• Check your understanding
1. Copy the part of the tomato-and-peach salad recipe starting at "Tomato-and-peach salad with" and ending at "texture and taste.", word for word.
2. In the tomato-and-peach salad recipe, how long should the brine sit over the serranos?
3. Carry on with the tomato-and-peach salad recipe, beginning after its last sentence.

Tomato-and-peach salad with crisp tofu
Indulge in the flavors of summer with a refreshing tomato and peach salad topped with crispy tofu for a delightful burst of texture and taste.
Ingredients:
- 2 serrano chiles, thinly sliced
- 1/2 cup rice wine vinegar
- 1 teaspoon sugar
- 1/2 teaspoon kosher salt, plus more for seasoning
- 1 tablespoon low-sodium soy sauce
- 1 tablespoon fresh lime juice
- 1 tablespoon minced fresh ginger
- 1 teaspoon Dijon mustard
- 1/2 cup plus 3 tablespoons canola oil
- 170g extra-firm tofu, drained well and cubed
- 2 heirloom tomatoes, sliced
- 2 peaches, cut into wedges
- 1 cup arugula or mizuna
- 1/2 cup basil leaves
Instructions:
- Place the serranos in a small bowl that can withstand heat. Heat 1/2 cup of water in a small saucepan until it boils, then add vinegar, sugar, and 1/2 teaspoon of salt. Stir the mixture until the sugar is dissolved. Pour this brine over the serranos and let it sit for 15 minutes until it reaches room temperature.

• Data shown

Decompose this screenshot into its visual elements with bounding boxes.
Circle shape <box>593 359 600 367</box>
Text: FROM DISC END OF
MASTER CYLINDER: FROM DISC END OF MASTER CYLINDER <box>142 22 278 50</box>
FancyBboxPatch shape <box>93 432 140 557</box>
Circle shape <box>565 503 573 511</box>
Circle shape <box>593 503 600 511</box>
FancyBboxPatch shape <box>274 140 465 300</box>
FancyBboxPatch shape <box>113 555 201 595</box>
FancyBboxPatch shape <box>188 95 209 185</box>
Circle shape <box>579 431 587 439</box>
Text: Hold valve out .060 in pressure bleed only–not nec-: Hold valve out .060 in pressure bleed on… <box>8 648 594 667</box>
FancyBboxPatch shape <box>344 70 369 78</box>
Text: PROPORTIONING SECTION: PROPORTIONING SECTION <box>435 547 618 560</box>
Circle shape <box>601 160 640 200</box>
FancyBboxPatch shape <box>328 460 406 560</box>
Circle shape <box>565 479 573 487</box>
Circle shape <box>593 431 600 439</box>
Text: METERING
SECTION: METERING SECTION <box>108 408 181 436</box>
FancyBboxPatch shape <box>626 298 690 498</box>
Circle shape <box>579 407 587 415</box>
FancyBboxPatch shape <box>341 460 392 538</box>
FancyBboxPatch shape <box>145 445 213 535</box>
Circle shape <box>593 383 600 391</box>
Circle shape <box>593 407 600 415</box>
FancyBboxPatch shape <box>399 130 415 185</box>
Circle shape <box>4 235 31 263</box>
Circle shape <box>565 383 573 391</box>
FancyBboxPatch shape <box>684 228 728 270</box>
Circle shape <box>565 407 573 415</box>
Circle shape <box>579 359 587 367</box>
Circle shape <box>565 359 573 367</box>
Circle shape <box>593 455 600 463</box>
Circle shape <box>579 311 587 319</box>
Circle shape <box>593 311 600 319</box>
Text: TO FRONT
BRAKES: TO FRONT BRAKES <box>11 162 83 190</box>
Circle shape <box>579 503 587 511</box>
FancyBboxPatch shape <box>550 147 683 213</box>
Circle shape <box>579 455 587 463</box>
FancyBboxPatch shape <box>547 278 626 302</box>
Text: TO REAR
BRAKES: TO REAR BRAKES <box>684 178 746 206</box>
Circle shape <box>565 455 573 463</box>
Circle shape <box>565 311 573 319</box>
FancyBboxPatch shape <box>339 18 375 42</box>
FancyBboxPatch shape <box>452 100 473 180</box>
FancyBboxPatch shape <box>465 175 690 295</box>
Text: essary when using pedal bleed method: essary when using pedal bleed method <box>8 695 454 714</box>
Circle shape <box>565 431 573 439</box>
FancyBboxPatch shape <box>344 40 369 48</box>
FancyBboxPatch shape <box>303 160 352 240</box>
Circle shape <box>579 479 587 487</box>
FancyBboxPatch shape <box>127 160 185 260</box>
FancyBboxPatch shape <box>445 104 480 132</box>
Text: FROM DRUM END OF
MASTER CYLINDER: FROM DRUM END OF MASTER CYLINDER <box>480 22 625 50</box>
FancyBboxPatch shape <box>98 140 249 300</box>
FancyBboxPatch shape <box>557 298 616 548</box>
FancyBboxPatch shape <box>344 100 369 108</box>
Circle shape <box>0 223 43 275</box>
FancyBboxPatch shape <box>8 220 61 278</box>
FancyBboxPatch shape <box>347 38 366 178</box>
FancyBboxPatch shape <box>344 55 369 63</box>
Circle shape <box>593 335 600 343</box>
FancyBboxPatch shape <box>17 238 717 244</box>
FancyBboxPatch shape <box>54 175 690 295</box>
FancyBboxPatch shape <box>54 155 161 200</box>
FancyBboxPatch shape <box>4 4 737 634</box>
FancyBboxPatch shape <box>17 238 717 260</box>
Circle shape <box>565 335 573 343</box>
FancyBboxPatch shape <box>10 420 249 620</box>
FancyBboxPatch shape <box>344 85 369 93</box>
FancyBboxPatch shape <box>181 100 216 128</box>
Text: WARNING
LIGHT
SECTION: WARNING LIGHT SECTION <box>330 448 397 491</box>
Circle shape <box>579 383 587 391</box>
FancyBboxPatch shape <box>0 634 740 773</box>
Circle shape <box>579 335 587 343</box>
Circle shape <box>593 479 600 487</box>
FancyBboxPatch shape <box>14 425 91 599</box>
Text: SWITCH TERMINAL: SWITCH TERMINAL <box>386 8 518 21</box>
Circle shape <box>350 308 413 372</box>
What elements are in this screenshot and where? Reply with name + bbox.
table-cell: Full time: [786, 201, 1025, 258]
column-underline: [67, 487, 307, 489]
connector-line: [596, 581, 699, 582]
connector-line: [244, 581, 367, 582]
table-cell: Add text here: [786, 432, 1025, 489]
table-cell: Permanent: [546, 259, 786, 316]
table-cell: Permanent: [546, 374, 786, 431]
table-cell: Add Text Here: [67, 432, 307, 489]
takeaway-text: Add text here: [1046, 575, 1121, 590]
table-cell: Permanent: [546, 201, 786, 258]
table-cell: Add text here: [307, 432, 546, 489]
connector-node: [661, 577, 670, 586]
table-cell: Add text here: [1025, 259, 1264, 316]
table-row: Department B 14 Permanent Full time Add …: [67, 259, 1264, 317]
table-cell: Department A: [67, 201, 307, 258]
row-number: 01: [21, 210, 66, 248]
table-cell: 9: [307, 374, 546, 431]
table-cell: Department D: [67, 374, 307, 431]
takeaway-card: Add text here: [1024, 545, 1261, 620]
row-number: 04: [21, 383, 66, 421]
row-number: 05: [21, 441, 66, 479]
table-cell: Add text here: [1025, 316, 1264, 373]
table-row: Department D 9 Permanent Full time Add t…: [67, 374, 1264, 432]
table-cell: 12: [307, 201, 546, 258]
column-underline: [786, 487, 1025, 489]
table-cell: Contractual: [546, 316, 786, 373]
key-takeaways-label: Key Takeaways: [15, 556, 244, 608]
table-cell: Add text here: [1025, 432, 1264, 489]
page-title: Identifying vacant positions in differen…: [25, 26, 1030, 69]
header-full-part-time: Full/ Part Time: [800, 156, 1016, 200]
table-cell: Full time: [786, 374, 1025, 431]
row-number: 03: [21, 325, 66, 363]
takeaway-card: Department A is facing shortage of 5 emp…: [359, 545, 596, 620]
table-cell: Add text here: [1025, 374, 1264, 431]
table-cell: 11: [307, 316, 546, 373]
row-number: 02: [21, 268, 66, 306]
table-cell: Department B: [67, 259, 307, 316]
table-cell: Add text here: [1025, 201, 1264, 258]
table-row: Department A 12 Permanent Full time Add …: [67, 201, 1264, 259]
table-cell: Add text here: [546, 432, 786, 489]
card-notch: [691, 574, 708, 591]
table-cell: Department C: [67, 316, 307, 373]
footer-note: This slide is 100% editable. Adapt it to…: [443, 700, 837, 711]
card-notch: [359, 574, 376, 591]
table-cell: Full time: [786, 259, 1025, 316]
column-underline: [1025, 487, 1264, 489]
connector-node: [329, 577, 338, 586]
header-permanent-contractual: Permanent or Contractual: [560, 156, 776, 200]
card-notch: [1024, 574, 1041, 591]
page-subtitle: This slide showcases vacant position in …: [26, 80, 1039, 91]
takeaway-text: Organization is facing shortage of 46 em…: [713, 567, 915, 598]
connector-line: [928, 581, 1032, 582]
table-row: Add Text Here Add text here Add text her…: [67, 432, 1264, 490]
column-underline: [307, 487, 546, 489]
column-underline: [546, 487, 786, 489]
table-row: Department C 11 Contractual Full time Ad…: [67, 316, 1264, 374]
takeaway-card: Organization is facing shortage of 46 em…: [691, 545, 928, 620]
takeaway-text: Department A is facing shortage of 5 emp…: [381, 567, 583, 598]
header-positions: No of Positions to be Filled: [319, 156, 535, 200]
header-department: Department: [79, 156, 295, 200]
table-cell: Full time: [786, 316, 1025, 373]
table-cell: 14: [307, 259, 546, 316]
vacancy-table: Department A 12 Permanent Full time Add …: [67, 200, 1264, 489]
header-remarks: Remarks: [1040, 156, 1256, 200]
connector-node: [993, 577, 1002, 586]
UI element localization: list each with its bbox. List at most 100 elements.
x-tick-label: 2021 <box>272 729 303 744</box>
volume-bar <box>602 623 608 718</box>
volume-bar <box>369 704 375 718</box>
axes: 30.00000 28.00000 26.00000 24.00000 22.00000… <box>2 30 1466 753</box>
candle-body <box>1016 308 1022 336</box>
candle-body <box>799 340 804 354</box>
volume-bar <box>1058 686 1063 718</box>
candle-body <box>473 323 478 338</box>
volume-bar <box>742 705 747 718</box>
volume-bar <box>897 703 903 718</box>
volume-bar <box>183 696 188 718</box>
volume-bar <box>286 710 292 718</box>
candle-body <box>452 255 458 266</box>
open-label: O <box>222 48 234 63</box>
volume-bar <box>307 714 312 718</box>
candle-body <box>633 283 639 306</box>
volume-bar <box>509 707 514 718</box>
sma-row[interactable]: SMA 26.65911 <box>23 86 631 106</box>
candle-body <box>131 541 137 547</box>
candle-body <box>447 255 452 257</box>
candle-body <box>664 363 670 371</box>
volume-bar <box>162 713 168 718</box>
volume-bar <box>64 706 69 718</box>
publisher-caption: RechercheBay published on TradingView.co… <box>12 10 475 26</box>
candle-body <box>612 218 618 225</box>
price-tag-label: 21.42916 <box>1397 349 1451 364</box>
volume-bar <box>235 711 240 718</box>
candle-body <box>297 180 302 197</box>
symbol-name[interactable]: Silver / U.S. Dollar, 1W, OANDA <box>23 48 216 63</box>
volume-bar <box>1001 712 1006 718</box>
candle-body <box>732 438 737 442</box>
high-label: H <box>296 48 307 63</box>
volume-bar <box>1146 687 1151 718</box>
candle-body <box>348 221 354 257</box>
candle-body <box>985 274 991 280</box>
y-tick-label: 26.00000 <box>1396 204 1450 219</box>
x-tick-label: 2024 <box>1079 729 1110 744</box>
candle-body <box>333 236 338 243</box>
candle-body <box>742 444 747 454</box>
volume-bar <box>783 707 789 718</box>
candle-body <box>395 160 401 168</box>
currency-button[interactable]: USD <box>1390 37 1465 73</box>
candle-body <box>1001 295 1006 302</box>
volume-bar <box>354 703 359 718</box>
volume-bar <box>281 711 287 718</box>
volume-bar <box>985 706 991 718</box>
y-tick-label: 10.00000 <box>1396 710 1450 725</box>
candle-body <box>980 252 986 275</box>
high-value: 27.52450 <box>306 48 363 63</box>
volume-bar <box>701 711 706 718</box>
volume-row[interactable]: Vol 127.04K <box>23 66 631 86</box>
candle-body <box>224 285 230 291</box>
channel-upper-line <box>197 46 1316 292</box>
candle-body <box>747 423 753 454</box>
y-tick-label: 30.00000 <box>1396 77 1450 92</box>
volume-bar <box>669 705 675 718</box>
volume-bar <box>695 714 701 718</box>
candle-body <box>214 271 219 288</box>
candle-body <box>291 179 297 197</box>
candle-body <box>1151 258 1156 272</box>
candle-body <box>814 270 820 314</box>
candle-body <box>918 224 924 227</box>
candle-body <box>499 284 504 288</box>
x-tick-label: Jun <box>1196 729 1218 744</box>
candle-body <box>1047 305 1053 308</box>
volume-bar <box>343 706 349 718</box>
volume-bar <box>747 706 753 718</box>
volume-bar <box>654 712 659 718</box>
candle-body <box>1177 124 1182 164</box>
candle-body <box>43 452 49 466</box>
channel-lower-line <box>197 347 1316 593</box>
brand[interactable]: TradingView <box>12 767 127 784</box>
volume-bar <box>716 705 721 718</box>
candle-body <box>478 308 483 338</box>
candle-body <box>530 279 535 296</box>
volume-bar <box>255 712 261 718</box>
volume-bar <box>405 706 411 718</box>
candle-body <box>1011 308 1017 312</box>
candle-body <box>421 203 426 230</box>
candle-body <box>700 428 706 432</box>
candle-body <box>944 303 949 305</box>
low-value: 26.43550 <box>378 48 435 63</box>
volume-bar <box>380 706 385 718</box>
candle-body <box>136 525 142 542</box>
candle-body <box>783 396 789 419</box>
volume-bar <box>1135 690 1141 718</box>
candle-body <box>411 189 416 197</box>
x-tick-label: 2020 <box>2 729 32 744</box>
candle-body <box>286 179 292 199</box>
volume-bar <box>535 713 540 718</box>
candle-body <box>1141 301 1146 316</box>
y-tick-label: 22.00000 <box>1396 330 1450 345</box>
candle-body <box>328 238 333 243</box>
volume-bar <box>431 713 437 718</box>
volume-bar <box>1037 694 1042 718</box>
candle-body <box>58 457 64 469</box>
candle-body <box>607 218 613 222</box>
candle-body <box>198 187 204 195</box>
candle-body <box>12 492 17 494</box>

• Answers to the tasks
1.
Tomato-and-peach salad with crisp tofu
Indulge in the flavors of summer with a refreshing tomato and peach salad topped with crispy tofu for a delightful burst of texture and taste.

2. 15 minutes, until it reaches room temperature.

3.
- While waiting, combine soy sauce, lime juice, ginger, mustard, and 3 tablespoons of oil in a small bowl.
- In a large cast-iron skillet, heat the remaining 1/2 cup of oil until it shimmers. Cook the tofu in the skillet over medium heat, flipping it occasionally, until it becomes crispy, which should take around 5 minutes. Use a slotted spoon to transfer the tofu to a plate lined with paper towels. Sprinkle some salt over the tofu.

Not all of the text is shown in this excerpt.